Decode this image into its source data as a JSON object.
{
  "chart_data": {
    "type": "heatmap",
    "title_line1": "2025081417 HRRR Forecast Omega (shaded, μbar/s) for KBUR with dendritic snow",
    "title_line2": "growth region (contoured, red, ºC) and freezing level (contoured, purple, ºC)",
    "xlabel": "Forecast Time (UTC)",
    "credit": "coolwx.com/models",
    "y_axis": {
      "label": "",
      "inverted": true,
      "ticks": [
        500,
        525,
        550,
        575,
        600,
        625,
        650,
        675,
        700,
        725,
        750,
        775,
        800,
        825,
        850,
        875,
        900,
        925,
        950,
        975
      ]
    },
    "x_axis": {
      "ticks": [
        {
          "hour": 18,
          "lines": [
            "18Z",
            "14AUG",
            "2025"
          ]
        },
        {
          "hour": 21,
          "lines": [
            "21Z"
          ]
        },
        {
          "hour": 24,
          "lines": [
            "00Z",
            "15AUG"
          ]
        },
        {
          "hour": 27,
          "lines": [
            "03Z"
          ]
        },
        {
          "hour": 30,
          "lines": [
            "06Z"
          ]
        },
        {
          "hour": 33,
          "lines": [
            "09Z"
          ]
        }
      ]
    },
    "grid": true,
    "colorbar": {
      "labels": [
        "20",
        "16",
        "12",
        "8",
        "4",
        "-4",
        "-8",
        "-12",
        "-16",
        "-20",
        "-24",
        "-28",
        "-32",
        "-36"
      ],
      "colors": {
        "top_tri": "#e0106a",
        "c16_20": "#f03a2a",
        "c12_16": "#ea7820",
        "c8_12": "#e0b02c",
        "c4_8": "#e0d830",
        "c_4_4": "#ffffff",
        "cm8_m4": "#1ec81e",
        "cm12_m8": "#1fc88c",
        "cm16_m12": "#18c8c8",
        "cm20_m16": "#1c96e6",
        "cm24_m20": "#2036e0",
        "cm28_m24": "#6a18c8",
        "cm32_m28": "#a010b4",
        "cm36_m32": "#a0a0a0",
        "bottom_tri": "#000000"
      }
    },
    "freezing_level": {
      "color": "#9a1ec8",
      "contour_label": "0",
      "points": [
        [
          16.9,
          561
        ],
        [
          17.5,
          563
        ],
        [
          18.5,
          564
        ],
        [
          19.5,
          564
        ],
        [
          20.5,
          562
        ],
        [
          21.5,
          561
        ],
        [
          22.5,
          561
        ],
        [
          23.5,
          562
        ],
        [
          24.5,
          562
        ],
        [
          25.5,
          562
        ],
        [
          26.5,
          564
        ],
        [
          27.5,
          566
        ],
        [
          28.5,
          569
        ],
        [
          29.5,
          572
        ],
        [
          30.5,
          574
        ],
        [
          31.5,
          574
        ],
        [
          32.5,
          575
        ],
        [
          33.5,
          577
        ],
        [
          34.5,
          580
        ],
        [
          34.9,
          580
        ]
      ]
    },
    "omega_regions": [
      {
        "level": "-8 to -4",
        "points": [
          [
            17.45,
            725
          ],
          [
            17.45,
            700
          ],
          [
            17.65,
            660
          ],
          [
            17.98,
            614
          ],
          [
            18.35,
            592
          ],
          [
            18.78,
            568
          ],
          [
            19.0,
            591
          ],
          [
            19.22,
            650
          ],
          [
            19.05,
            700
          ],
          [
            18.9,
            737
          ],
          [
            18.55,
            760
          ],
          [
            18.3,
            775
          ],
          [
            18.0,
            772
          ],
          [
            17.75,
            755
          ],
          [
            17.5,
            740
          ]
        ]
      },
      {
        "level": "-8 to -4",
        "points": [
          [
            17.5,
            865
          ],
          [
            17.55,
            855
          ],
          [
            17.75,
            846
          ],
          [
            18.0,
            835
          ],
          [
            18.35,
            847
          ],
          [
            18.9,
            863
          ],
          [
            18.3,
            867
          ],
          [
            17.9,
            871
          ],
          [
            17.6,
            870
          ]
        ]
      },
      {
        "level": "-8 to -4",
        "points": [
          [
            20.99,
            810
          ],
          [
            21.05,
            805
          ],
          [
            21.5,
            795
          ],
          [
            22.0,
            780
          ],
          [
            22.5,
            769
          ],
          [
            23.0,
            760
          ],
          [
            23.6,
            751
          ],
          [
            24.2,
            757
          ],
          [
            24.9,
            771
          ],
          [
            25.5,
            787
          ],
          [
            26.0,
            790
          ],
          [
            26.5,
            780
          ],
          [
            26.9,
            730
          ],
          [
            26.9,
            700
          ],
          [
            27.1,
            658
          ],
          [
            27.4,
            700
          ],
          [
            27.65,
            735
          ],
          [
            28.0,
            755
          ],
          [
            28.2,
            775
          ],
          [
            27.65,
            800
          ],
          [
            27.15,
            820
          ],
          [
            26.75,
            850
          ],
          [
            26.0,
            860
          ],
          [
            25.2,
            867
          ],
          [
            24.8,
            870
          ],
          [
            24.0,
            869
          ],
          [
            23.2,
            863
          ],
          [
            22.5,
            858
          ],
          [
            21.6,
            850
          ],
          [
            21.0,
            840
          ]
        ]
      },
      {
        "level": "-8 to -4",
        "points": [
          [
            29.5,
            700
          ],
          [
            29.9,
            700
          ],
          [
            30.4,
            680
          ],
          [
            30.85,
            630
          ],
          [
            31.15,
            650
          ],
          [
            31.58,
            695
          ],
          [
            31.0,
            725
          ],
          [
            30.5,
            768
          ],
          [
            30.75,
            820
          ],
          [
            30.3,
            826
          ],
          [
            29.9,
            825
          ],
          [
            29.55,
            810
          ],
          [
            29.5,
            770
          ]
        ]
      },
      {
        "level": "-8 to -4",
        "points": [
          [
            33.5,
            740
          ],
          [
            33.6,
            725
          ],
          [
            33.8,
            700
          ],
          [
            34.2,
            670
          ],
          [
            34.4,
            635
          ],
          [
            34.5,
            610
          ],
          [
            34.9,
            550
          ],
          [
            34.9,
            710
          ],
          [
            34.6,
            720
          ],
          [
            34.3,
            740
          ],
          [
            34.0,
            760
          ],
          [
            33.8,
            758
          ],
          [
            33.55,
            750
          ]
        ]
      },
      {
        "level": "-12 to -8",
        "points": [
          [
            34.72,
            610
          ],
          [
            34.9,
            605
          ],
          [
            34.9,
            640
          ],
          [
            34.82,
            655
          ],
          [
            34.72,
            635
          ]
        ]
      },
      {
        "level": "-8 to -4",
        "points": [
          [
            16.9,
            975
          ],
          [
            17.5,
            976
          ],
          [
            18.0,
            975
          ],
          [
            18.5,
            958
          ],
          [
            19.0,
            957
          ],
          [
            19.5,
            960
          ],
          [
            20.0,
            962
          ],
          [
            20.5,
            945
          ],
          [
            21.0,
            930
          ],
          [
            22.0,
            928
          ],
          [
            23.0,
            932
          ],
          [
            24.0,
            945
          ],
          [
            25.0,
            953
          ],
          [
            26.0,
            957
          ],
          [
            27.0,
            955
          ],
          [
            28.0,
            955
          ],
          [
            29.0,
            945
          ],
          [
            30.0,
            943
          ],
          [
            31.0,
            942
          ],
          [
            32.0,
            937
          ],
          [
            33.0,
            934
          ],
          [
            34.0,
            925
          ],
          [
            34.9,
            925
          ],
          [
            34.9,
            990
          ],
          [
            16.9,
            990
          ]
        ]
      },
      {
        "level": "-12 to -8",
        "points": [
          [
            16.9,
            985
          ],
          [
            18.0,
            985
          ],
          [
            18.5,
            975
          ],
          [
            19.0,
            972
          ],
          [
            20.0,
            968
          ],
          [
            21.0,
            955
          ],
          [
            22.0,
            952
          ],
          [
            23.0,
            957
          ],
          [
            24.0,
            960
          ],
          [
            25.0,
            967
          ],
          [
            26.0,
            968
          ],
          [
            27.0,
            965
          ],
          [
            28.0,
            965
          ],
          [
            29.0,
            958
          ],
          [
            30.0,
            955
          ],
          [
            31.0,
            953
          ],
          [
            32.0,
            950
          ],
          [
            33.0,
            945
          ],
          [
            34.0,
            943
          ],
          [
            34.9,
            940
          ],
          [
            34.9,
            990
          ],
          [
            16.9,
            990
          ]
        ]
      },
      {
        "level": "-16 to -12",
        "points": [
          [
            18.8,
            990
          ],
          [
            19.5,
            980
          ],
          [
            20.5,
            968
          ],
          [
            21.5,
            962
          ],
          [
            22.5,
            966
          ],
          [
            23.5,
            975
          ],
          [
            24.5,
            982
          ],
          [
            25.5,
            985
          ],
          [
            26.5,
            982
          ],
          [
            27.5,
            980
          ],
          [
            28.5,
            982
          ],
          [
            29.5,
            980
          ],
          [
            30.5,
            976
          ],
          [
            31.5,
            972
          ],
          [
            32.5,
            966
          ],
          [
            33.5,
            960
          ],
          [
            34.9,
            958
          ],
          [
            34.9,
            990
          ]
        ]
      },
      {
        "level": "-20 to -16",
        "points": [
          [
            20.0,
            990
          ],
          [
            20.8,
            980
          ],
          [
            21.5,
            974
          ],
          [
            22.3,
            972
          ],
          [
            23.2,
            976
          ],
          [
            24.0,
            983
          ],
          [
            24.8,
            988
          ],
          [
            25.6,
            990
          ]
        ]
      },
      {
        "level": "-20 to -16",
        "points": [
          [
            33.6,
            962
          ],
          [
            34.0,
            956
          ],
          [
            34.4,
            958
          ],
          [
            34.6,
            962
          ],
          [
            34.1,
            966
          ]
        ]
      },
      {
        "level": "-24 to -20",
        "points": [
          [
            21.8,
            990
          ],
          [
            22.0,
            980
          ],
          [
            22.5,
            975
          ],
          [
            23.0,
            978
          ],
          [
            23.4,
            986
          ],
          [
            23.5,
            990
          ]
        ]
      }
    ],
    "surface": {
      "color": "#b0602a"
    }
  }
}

------------------------------------------------------------

Do this: Show every line in the records above that contains the word "Forecast".

Expected answer:
    "title_line1": "2025081417 HRRR Forecast Omega (shaded, μbar/s) for KBUR with dendritic snow",
    "xlabel": "Forecast Time (UTC)",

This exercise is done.